What you have to do:
Extract the lines of the material from the line with "Localize each UI" to the line with "legend-swatch [630,65,637,72]", reproducing them verbatim, and omit the pictures.

Dataset rows:
## start
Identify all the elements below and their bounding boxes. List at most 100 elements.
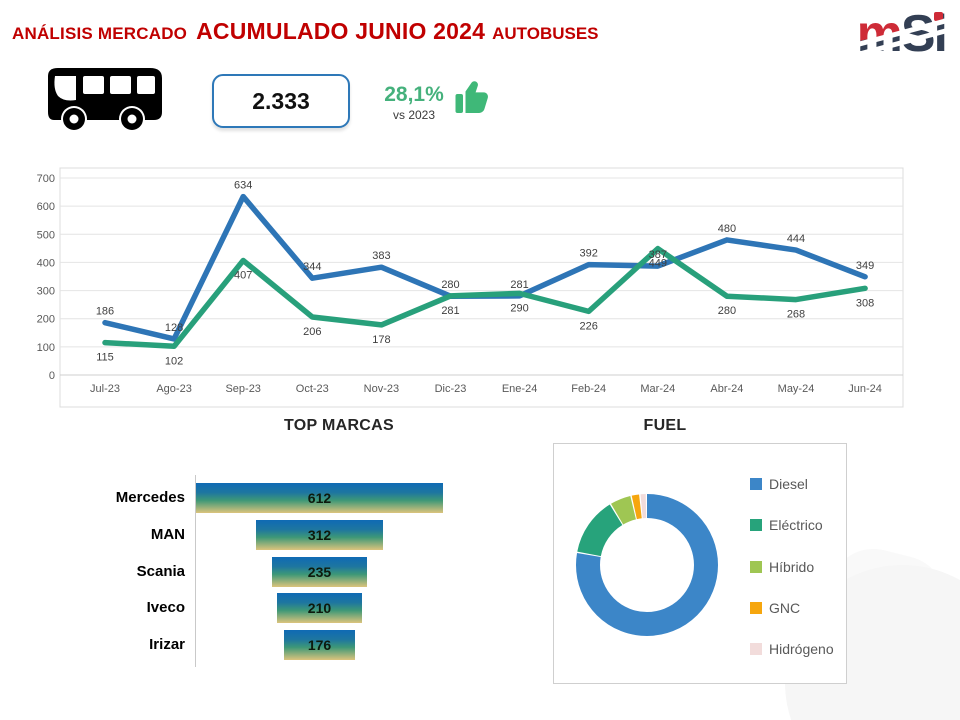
## end
## start
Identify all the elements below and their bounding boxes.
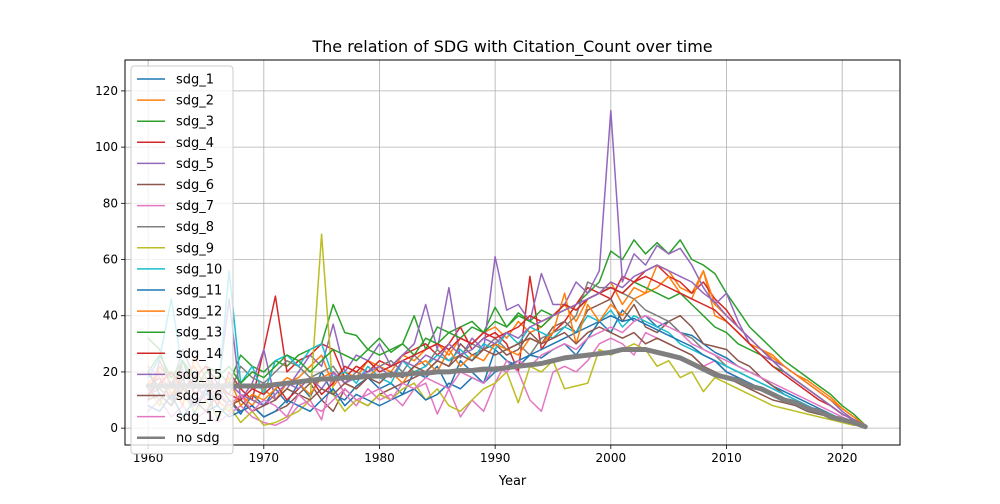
## end
## start
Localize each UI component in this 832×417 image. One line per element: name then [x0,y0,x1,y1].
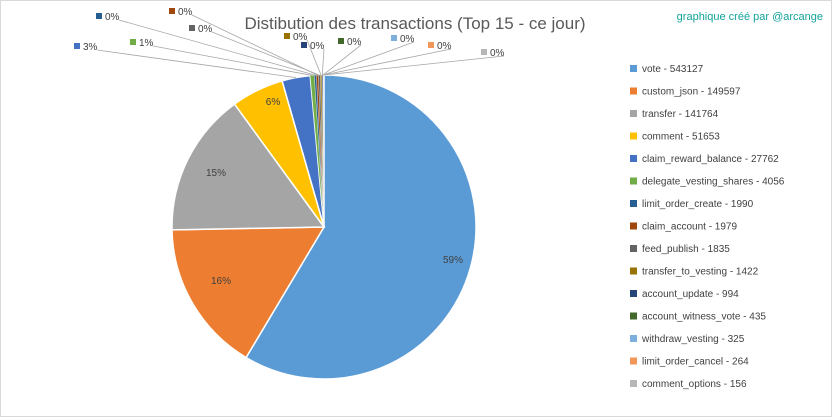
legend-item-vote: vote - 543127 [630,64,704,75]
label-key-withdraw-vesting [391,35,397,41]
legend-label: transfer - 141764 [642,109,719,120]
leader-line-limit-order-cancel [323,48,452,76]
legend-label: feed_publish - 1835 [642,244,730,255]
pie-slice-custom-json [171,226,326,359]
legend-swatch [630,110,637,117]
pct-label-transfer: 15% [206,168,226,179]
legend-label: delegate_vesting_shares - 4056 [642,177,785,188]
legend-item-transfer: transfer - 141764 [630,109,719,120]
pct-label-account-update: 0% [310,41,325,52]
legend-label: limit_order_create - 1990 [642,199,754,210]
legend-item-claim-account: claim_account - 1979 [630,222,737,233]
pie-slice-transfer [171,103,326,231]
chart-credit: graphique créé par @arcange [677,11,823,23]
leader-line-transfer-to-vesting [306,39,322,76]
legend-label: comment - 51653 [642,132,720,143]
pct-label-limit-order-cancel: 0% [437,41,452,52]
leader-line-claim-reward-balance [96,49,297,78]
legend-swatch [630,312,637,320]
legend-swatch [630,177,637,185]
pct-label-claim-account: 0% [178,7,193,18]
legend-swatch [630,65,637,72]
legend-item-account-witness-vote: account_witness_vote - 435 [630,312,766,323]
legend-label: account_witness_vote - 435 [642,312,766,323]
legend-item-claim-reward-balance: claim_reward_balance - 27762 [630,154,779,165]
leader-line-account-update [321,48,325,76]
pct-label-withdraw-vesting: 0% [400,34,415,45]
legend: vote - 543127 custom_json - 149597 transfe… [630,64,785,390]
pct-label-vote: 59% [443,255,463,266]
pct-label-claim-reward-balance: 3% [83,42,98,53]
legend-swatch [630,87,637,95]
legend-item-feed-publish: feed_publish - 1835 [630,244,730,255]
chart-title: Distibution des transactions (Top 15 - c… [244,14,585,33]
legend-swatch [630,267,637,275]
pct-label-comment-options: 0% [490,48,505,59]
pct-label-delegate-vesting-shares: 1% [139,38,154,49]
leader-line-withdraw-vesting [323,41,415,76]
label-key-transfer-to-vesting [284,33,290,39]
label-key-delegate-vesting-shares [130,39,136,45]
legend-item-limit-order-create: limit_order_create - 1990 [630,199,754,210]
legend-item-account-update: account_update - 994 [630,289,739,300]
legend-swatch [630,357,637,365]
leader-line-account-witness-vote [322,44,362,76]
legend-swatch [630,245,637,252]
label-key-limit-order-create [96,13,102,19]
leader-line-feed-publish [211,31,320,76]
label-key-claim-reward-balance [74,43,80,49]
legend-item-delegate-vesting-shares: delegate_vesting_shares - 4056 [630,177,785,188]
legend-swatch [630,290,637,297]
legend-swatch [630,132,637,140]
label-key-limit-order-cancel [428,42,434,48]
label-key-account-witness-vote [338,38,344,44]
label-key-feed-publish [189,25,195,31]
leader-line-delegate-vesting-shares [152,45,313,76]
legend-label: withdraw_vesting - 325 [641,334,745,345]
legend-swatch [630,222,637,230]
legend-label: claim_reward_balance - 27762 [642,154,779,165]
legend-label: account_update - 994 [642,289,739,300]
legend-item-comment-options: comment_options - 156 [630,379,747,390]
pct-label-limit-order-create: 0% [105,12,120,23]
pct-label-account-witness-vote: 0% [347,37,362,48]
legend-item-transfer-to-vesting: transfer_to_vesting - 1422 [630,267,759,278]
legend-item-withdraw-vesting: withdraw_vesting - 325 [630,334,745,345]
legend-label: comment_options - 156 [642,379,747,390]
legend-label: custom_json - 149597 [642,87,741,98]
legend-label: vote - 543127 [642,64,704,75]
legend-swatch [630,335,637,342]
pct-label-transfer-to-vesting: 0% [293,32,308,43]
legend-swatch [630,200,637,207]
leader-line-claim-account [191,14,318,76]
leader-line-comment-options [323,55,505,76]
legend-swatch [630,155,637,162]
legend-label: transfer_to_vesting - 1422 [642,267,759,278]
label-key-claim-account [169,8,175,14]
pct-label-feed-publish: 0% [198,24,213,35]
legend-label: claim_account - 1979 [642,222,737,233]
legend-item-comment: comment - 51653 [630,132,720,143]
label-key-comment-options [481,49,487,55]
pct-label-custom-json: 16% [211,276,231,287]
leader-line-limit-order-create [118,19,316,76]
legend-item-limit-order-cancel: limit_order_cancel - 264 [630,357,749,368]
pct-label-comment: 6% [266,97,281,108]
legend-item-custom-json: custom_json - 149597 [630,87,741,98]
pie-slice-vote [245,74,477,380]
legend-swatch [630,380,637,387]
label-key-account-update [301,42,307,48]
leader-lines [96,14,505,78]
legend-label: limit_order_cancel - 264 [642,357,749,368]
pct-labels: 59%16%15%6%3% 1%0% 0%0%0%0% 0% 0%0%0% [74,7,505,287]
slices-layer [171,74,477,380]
## end
Correct output:
Localize each UI component in this 832×417 image. One line per element: name then [x0,y0,x1,y1].
legend-item-vote: vote - 543127 [630,64,704,75]
label-key-withdraw-vesting [391,35,397,41]
legend-label: transfer - 141764 [642,109,719,120]
leader-line-limit-order-cancel [323,48,452,76]
legend-label: feed_publish - 1835 [642,244,730,255]
pie-slice-custom-json [171,226,326,359]
legend-swatch [630,110,637,117]
pct-label-transfer: 15% [206,168,226,179]
legend-label: delegate_vesting_shares - 4056 [642,177,785,188]
legend-item-transfer: transfer - 141764 [630,109,719,120]
pct-label-account-update: 0% [310,41,325,52]
legend-label: limit_order_create - 1990 [642,199,754,210]
legend-item-claim-account: claim_account - 1979 [630,222,737,233]
pie-slice-transfer [171,103,326,231]
chart-credit: graphique créé par @arcange [677,11,823,23]
leader-line-transfer-to-vesting [306,39,322,76]
legend-label: comment - 51653 [642,132,720,143]
pct-label-limit-order-cancel: 0% [437,41,452,52]
leader-line-claim-reward-balance [96,49,297,78]
legend-swatch [630,312,637,320]
legend-swatch [630,177,637,185]
pct-label-claim-account: 0% [178,7,193,18]
legend-swatch [630,65,637,72]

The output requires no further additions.